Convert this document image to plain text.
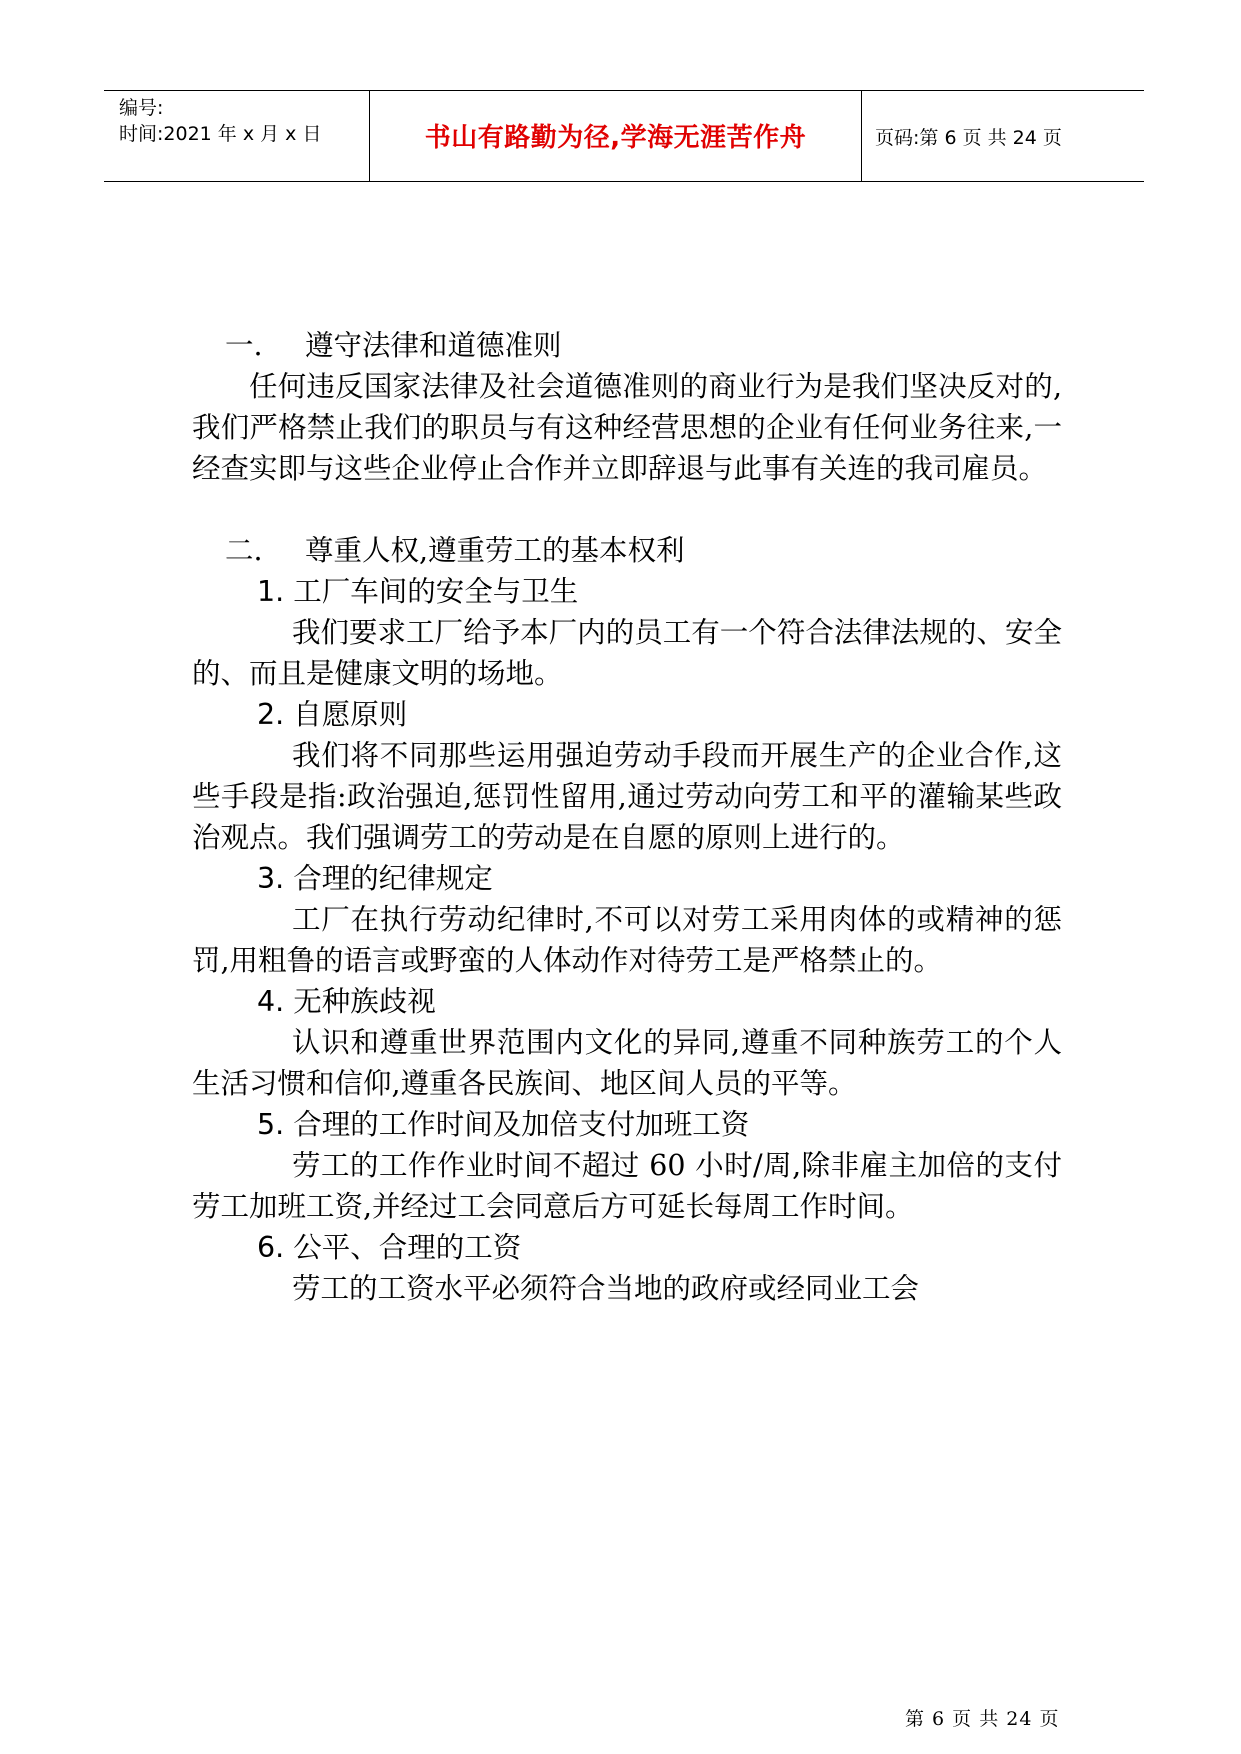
编号:
时间:2021 年 x 月 x 日	书山有路勤为径,学海无涯苦作舟	页码:第 6 页 共 24 页

一. 遵守法律和道德准则

任何违反国家法律及社会道德准则的商业行为是我们坚决反对的,我们严格禁止我们的职员与有这种经营思想的企业有任何业务往来,一经查实即与这些企业停止合作并立即辞退与此事有关连的我司雇员。

二. 尊重人权,遵重劳工的基本权利

1. 工厂车间的安全与卫生

我们要求工厂给予本厂内的员工有一个符合法律法规的、安全的、而且是健康文明的场地。

2. 自愿原则

我们将不同那些运用强迫劳动手段而开展生产的企业合作,这些手段是指:政治强迫,惩罚性留用,通过劳动向劳工和平的灌输某些政治观点。我们强调劳工的劳动是在自愿的原则上进行的。

3. 合理的纪律规定

工厂在执行劳动纪律时,不可以对劳工采用肉体的或精神的惩罚,用粗鲁的语言或野蛮的人体动作对待劳工是严格禁止的。

4. 无种族歧视

认识和遵重世界范围内文化的异同,遵重不同种族劳工的个人生活习惯和信仰,遵重各民族间、地区间人员的平等。

5. 合理的工作时间及加倍支付加班工资

劳工的工作作业时间不超过 60 小时/周,除非雇主加倍的支付劳工加班工资,并经过工会同意后方可延长每周工作时间。

6. 公平、合理的工资

劳工的工资水平必须符合当地的政府或经同业工会

第 6 页 共 24 页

....

**Task objective:** Exactly as written, return every line of the listing, but not the pictures.

**Exercise answer:**
Convert this document image to plain text.
编号:
时间:2021 年 x 月 x 日	书山有路勤为径,学海无涯苦作舟	页码:第 6 页 共 24 页

一. 遵守法律和道德准则

任何违反国家法律及社会道德准则的商业行为是我们坚决反对的,我们严格禁止我们的职员与有这种经营思想的企业有任何业务往来,一经查实即与这些企业停止合作并立即辞退与此事有关连的我司雇员。

二. 尊重人权,遵重劳工的基本权利

1. 工厂车间的安全与卫生

我们要求工厂给予本厂内的员工有一个符合法律法规的、安全的、而且是健康文明的场地。

2. 自愿原则

我们将不同那些运用强迫劳动手段而开展生产的企业合作,这些手段是指:政治强迫,惩罚性留用,通过劳动向劳工和平的灌输某些政治观点。我们强调劳工的劳动是在自愿的原则上进行的。

3. 合理的纪律规定

工厂在执行劳动纪律时,不可以对劳工采用肉体的或精神的惩罚,用粗鲁的语言或野蛮的人体动作对待劳工是严格禁止的。

4. 无种族歧视

认识和遵重世界范围内文化的异同,遵重不同种族劳工的个人生活习惯和信仰,遵重各民族间、地区间人员的平等。

5. 合理的工作时间及加倍支付加班工资

劳工的工作作业时间不超过 60 小时/周,除非雇主加倍的支付劳工加班工资,并经过工会同意后方可延长每周工作时间。

6. 公平、合理的工资

劳工的工资水平必须符合当地的政府或经同业工会

第 6 页 共 24 页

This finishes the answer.